→ **EXERCISE INSTRUCTIONS**: Search the records that follow and extract every line containing the string "label".

====

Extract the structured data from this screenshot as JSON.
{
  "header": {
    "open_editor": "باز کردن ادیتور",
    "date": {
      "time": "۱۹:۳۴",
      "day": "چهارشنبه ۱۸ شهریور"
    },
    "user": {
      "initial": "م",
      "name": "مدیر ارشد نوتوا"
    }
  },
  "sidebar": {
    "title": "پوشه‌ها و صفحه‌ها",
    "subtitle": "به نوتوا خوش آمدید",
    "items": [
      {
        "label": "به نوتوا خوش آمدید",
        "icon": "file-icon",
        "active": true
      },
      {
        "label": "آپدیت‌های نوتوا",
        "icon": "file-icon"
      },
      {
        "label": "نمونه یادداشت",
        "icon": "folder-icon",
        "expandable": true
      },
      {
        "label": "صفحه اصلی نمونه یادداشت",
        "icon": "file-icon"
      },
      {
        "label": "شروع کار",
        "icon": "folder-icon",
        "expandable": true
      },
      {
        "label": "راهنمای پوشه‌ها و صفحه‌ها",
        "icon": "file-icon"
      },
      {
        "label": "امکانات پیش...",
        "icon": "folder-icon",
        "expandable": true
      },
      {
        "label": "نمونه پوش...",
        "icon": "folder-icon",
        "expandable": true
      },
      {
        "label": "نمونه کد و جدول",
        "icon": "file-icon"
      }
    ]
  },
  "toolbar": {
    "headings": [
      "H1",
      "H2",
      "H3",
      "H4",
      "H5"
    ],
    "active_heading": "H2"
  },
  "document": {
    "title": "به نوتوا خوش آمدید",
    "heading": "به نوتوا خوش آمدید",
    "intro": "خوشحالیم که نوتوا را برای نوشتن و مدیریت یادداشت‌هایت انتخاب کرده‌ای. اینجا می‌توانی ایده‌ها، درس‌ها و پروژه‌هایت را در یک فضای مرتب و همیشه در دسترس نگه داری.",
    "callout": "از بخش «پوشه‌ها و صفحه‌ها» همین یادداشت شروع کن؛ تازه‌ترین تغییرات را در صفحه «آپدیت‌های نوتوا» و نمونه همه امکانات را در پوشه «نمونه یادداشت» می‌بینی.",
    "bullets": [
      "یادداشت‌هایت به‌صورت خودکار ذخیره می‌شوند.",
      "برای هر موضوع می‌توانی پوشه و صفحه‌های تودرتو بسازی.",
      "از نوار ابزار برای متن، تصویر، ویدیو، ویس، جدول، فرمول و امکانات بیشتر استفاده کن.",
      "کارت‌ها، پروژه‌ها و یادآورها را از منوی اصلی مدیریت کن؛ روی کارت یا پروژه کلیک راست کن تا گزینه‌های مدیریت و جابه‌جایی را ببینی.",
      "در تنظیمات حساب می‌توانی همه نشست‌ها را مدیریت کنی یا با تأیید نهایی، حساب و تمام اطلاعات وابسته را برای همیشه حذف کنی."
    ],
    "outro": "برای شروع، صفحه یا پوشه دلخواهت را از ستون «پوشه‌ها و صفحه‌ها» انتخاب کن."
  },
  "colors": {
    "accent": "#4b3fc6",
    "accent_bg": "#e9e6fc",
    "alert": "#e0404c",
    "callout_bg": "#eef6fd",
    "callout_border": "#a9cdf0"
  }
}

====

→ **SOLVED PROBLEM**:
        "label": "به نوتوا خوش آمدید",
        "label": "آپدیت‌های نوتوا",
        "label": "نمونه یادداشت",
        "label": "صفحه اصلی نمونه یادداشت",
        "label": "شروع کار",
        "label": "راهنمای پوشه‌ها و صفحه‌ها",
        "label": "امکانات پیش...",
        "label": "نمونه پوش...",
        "label": "نمونه کد و جدول",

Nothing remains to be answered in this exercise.